━━━━━ Extracted material

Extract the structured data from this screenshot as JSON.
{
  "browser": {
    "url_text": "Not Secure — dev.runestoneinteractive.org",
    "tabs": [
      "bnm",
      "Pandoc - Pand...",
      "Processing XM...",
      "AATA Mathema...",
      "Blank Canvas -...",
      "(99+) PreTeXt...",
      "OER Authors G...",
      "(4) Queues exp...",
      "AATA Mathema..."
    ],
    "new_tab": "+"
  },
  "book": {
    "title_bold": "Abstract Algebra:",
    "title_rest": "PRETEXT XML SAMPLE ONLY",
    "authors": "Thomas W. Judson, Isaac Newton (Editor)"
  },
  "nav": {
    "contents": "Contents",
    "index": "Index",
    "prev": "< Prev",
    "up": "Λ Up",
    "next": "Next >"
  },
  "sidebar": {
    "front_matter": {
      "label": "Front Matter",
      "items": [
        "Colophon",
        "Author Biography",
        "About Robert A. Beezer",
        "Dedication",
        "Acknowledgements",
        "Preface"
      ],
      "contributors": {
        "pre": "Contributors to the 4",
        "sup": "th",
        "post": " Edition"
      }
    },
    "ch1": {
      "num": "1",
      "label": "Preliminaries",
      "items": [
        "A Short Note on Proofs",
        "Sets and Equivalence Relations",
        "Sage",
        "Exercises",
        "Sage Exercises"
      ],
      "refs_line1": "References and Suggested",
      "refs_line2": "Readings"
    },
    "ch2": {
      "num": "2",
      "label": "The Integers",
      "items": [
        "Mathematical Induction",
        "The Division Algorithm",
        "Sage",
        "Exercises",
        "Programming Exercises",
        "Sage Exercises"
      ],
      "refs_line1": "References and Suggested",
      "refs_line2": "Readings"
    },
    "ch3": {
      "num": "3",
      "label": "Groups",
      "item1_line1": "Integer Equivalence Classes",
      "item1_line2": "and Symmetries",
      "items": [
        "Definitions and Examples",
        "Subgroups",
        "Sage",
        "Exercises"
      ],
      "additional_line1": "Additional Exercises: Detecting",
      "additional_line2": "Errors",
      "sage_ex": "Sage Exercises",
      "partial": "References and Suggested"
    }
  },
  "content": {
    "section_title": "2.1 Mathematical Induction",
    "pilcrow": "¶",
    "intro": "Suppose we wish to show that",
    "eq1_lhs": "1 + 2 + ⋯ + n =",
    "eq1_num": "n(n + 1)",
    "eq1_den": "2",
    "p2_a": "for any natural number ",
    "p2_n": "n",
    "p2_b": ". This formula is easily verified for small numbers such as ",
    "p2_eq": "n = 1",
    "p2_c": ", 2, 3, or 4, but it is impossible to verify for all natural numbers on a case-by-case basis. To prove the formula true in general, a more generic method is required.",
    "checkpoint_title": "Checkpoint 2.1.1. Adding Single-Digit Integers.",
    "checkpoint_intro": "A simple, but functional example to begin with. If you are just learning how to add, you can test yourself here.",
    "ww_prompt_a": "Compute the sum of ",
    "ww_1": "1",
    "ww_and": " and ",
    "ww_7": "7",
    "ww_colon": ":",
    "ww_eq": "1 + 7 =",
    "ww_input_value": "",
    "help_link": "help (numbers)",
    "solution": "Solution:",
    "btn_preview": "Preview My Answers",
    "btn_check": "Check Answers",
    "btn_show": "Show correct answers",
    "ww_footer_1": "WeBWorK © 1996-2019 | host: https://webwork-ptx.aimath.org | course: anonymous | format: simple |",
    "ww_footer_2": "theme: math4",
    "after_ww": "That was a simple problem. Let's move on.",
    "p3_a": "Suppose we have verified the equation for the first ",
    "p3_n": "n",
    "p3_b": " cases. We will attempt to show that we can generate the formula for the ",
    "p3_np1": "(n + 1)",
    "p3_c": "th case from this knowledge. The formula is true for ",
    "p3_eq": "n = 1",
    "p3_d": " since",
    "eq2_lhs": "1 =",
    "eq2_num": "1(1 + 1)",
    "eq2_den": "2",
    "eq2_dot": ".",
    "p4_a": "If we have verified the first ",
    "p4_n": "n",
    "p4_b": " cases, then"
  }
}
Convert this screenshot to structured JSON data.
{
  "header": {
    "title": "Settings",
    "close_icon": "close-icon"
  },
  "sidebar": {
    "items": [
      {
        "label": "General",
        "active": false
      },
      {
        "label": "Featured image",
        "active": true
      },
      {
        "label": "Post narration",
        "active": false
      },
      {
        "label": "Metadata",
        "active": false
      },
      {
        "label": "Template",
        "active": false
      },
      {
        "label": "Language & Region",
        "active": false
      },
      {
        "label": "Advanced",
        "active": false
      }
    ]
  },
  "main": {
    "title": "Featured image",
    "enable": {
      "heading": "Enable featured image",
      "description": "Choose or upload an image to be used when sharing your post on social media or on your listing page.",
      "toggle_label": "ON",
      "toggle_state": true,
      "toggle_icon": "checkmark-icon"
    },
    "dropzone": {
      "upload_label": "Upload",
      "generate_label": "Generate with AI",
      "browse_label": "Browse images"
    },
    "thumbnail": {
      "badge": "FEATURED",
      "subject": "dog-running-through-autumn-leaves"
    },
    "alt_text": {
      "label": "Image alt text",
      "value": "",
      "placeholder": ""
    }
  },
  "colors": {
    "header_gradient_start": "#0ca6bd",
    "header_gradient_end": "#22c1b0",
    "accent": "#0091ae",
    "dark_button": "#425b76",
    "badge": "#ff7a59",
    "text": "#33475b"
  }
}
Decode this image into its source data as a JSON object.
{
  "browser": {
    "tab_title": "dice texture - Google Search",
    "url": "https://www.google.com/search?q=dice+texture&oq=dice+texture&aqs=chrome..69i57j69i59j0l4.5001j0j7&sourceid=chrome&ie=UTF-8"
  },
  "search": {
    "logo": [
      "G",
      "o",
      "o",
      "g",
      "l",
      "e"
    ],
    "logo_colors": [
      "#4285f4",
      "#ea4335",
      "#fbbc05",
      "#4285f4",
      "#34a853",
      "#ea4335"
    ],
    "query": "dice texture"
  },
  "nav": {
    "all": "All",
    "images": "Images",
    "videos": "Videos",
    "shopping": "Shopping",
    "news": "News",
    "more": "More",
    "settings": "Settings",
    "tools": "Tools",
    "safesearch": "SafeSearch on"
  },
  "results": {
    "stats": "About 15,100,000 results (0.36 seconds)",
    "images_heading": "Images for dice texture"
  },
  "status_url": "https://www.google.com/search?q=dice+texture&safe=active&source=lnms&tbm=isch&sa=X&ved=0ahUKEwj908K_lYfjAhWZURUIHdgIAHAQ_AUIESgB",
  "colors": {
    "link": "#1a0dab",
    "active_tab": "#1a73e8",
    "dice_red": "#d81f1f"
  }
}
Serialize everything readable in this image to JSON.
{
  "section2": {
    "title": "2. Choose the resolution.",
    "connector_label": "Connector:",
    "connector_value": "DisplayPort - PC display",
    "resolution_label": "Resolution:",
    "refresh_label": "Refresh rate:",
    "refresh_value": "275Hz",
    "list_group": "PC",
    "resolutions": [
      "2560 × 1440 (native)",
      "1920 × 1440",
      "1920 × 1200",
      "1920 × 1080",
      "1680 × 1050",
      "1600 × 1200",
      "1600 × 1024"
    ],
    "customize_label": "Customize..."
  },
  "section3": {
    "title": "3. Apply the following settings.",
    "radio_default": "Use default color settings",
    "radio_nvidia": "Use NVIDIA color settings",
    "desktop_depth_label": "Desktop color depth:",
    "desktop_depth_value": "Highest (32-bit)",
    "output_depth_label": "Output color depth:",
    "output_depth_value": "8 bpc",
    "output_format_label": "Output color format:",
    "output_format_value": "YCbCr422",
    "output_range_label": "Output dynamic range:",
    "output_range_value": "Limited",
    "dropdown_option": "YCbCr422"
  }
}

━━━━━━━━━━

### Exercise
Copy the data above exactly. Every line must be included.

### Expected answer
Extract the structured data from this screenshot as JSON.
{
  "browser": {
    "url_text": "Not Secure — dev.runestoneinteractive.org",
    "tabs": [
      "bnm",
      "Pandoc - Pand...",
      "Processing XM...",
      "AATA Mathema...",
      "Blank Canvas -...",
      "(99+) PreTeXt...",
      "OER Authors G...",
      "(4) Queues exp...",
      "AATA Mathema..."
    ],
    "new_tab": "+"
  },
  "book": {
    "title_bold": "Abstract Algebra:",
    "title_rest": "PRETEXT XML SAMPLE ONLY",
    "authors": "Thomas W. Judson, Isaac Newton (Editor)"
  },
  "nav": {
    "contents": "Contents",
    "index": "Index",
    "prev": "< Prev",
    "up": "Λ Up",
    "next": "Next >"
  },
  "sidebar": {
    "front_matter": {
      "label": "Front Matter",
      "items": [
        "Colophon",
        "Author Biography",
        "About Robert A. Beezer",
        "Dedication",
        "Acknowledgements",
        "Preface"
      ],
      "contributors": {
        "pre": "Contributors to the 4",
        "sup": "th",
        "post": " Edition"
      }
    },
    "ch1": {
      "num": "1",
      "label": "Preliminaries",
      "items": [
        "A Short Note on Proofs",
        "Sets and Equivalence Relations",
        "Sage",
        "Exercises",
        "Sage Exercises"
      ],
      "refs_line1": "References and Suggested",
      "refs_line2": "Readings"
    },
    "ch2": {
      "num": "2",
      "label": "The Integers",
      "items": [
        "Mathematical Induction",
        "The Division Algorithm",
        "Sage",
        "Exercises",
        "Programming Exercises",
        "Sage Exercises"
      ],
      "refs_line1": "References and Suggested",
      "refs_line2": "Readings"
    },
    "ch3": {
      "num": "3",
      "label": "Groups",
      "item1_line1": "Integer Equivalence Classes",
      "item1_line2": "and Symmetries",
      "items": [
        "Definitions and Examples",
        "Subgroups",
        "Sage",
        "Exercises"
      ],
      "additional_line1": "Additional Exercises: Detecting",
      "additional_line2": "Errors",
      "sage_ex": "Sage Exercises",
      "partial": "References and Suggested"
    }
  },
  "content": {
    "section_title": "2.1 Mathematical Induction",
    "pilcrow": "¶",
    "intro": "Suppose we wish to show that",
    "eq1_lhs": "1 + 2 + ⋯ + n =",
    "eq1_num": "n(n + 1)",
    "eq1_den": "2",
    "p2_a": "for any natural number ",
    "p2_n": "n",
    "p2_b": ". This formula is easily verified for small numbers such as ",
    "p2_eq": "n = 1",
    "p2_c": ", 2, 3, or 4, but it is impossible to verify for all natural numbers on a case-by-case basis. To prove the formula true in general, a more generic method is required.",
    "checkpoint_title": "Checkpoint 2.1.1. Adding Single-Digit Integers.",
    "checkpoint_intro": "A simple, but functional example to begin with. If you are just learning how to add, you can test yourself here.",
    "ww_prompt_a": "Compute the sum of ",
    "ww_1": "1",
    "ww_and": " and ",
    "ww_7": "7",
    "ww_colon": ":",
    "ww_eq": "1 + 7 =",
    "ww_input_value": "",
    "help_link": "help (numbers)",
    "solution": "Solution:",
    "btn_preview": "Preview My Answers",
    "btn_check": "Check Answers",
    "btn_show": "Show correct answers",
    "ww_footer_1": "WeBWorK © 1996-2019 | host: https://webwork-ptx.aimath.org | course: anonymous | format: simple |",
    "ww_footer_2": "theme: math4",
    "after_ww": "That was a simple problem. Let's move on.",
    "p3_a": "Suppose we have verified the equation for the first ",
    "p3_n": "n",
    "p3_b": " cases. We will attempt to show that we can generate the formula for the ",
    "p3_np1": "(n + 1)",
    "p3_c": "th case from this knowledge. The formula is true for ",
    "p3_eq": "n = 1",
    "p3_d": " since",
    "eq2_lhs": "1 =",
    "eq2_num": "1(1 + 1)",
    "eq2_den": "2",
    "eq2_dot": ".",
    "p4_a": "If we have verified the first ",
    "p4_n": "n",
    "p4_b": " cases, then"
  }
}
Convert this screenshot to structured JSON data.
{
  "header": {
    "title": "Settings",
    "close_icon": "close-icon"
  },
  "sidebar": {
    "items": [
      {
        "label": "General",
        "active": false
      },
      {
        "label": "Featured image",
        "active": true
      },
      {
        "label": "Post narration",
        "active": false
      },
      {
        "label": "Metadata",
        "active": false
      },
      {
        "label": "Template",
        "active": false
      },
      {
        "label": "Language & Region",
        "active": false
      },
      {
        "label": "Advanced",
        "active": false
      }
    ]
  },
  "main": {
    "title": "Featured image",
    "enable": {
      "heading": "Enable featured image",
      "description": "Choose or upload an image to be used when sharing your post on social media or on your listing page.",
      "toggle_label": "ON",
      "toggle_state": true,
      "toggle_icon": "checkmark-icon"
    },
    "dropzone": {
      "upload_label": "Upload",
      "generate_label": "Generate with AI",
      "browse_label": "Browse images"
    },
    "thumbnail": {
      "badge": "FEATURED",
      "subject": "dog-running-through-autumn-leaves"
    },
    "alt_text": {
      "label": "Image alt text",
      "value": "",
      "placeholder": ""
    }
  },
  "colors": {
    "header_gradient_start": "#0ca6bd",
    "header_gradient_end": "#22c1b0",
    "accent": "#0091ae",
    "dark_button": "#425b76",
    "badge": "#ff7a59",
    "text": "#33475b"
  }
}
Decode this image into its source data as a JSON object.
{
  "browser": {
    "tab_title": "dice texture - Google Search",
    "url": "https://www.google.com/search?q=dice+texture&oq=dice+texture&aqs=chrome..69i57j69i59j0l4.5001j0j7&sourceid=chrome&ie=UTF-8"
  },
  "search": {
    "logo": [
      "G",
      "o",
      "o",
      "g",
      "l",
      "e"
    ],
    "logo_colors": [
      "#4285f4",
      "#ea4335",
      "#fbbc05",
      "#4285f4",
      "#34a853",
      "#ea4335"
    ],
    "query": "dice texture"
  },
  "nav": {
    "all": "All",
    "images": "Images",
    "videos": "Videos",
    "shopping": "Shopping",
    "news": "News",
    "more": "More",
    "settings": "Settings",
    "tools": "Tools",
    "safesearch": "SafeSearch on"
  },
  "results": {
    "stats": "About 15,100,000 results (0.36 seconds)",
    "images_heading": "Images for dice texture"
  },
  "status_url": "https://www.google.com/search?q=dice+texture&safe=active&source=lnms&tbm=isch&sa=X&ved=0ahUKEwj908K_lYfjAhWZURUIHdgIAHAQ_AUIESgB",
  "colors": {
    "link": "#1a0dab",
    "active_tab": "#1a73e8",
    "dice_red": "#d81f1f"
  }
}
Serialize everything readable in this image to JSON.
{
  "section2": {
    "title": "2. Choose the resolution.",
    "connector_label": "Connector:",
    "connector_value": "DisplayPort - PC display",
    "resolution_label": "Resolution:",
    "refresh_label": "Refresh rate:",
    "refresh_value": "275Hz",
    "list_group": "PC",
    "resolutions": [
      "2560 × 1440 (native)",
      "1920 × 1440",
      "1920 × 1200",
      "1920 × 1080",
      "1680 × 1050",
      "1600 × 1200",
      "1600 × 1024"
    ],
    "customize_label": "Customize..."
  },
  "section3": {
    "title": "3. Apply the following settings.",
    "radio_default": "Use default color settings",
    "radio_nvidia": "Use NVIDIA color settings",
    "desktop_depth_label": "Desktop color depth:",
    "desktop_depth_value": "Highest (32-bit)",
    "output_depth_label": "Output color depth:",
    "output_depth_value": "8 bpc",
    "output_format_label": "Output color format:",
    "output_format_value": "YCbCr422",
    "output_range_label": "Output dynamic range:",
    "output_range_value": "Limited",
    "dropdown_option": "YCbCr422"
  }
}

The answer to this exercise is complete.